=== EXERCISE DETAILS ===
With the images removed, repeat the data below exactly.

[Dataset records on visual material]
——————

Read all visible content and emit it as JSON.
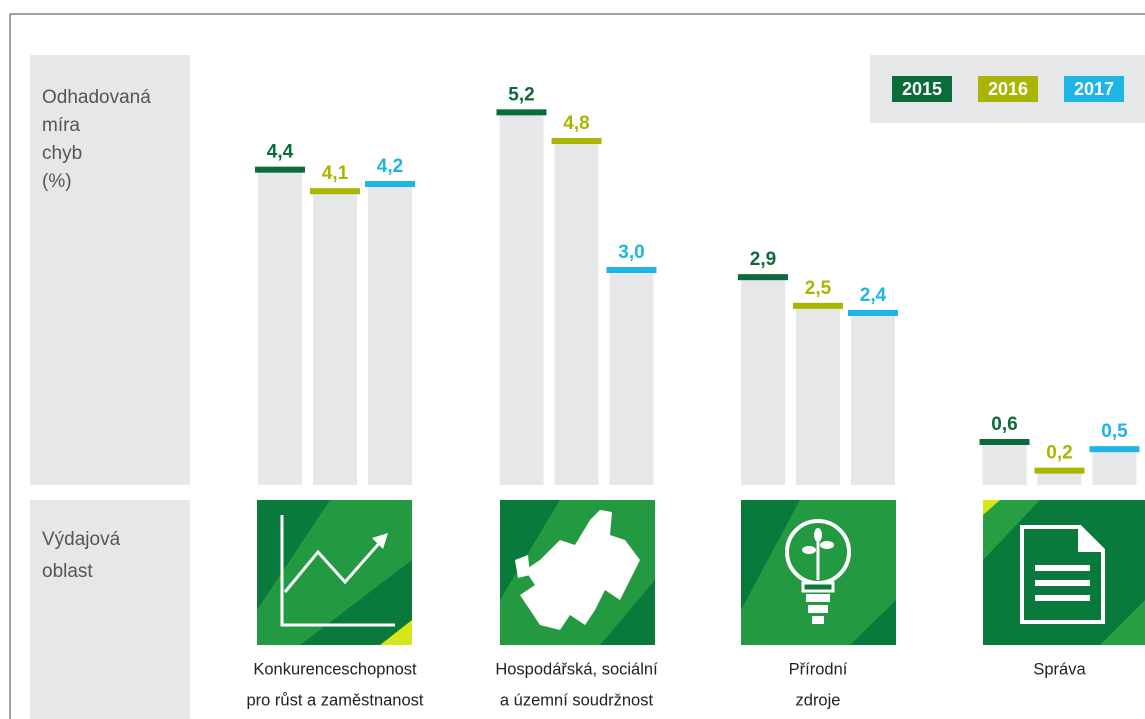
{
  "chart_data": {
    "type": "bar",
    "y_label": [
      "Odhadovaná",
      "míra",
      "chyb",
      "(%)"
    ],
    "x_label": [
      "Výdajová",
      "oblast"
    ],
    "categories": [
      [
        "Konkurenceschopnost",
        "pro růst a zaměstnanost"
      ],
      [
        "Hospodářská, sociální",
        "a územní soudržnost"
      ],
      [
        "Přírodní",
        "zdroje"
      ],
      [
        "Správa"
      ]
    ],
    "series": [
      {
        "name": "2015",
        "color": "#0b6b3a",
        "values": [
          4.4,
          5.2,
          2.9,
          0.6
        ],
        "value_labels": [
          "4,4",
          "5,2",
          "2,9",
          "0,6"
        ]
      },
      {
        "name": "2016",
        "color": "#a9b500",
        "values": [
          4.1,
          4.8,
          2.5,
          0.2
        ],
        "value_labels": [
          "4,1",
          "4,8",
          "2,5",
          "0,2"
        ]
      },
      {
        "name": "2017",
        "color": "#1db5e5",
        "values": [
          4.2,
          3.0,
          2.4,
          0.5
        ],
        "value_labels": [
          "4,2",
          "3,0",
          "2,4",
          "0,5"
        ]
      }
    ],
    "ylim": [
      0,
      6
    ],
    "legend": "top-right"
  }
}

——————

=== TASK RESULT ===
Read all visible content and emit it as JSON.
{
  "chart_data": {
    "type": "bar",
    "y_label": [
      "Odhadovaná",
      "míra",
      "chyb",
      "(%)"
    ],
    "x_label": [
      "Výdajová",
      "oblast"
    ],
    "categories": [
      [
        "Konkurenceschopnost",
        "pro růst a zaměstnanost"
      ],
      [
        "Hospodářská, sociální",
        "a územní soudržnost"
      ],
      [
        "Přírodní",
        "zdroje"
      ],
      [
        "Správa"
      ]
    ],
    "series": [
      {
        "name": "2015",
        "color": "#0b6b3a",
        "values": [
          4.4,
          5.2,
          2.9,
          0.6
        ],
        "value_labels": [
          "4,4",
          "5,2",
          "2,9",
          "0,6"
        ]
      },
      {
        "name": "2016",
        "color": "#a9b500",
        "values": [
          4.1,
          4.8,
          2.5,
          0.2
        ],
        "value_labels": [
          "4,1",
          "4,8",
          "2,5",
          "0,2"
        ]
      },
      {
        "name": "2017",
        "color": "#1db5e5",
        "values": [
          4.2,
          3.0,
          2.4,
          0.5
        ],
        "value_labels": [
          "4,2",
          "3,0",
          "2,4",
          "0,5"
        ]
      }
    ],
    "ylim": [
      0,
      6
    ],
    "legend": "top-right"
  }
}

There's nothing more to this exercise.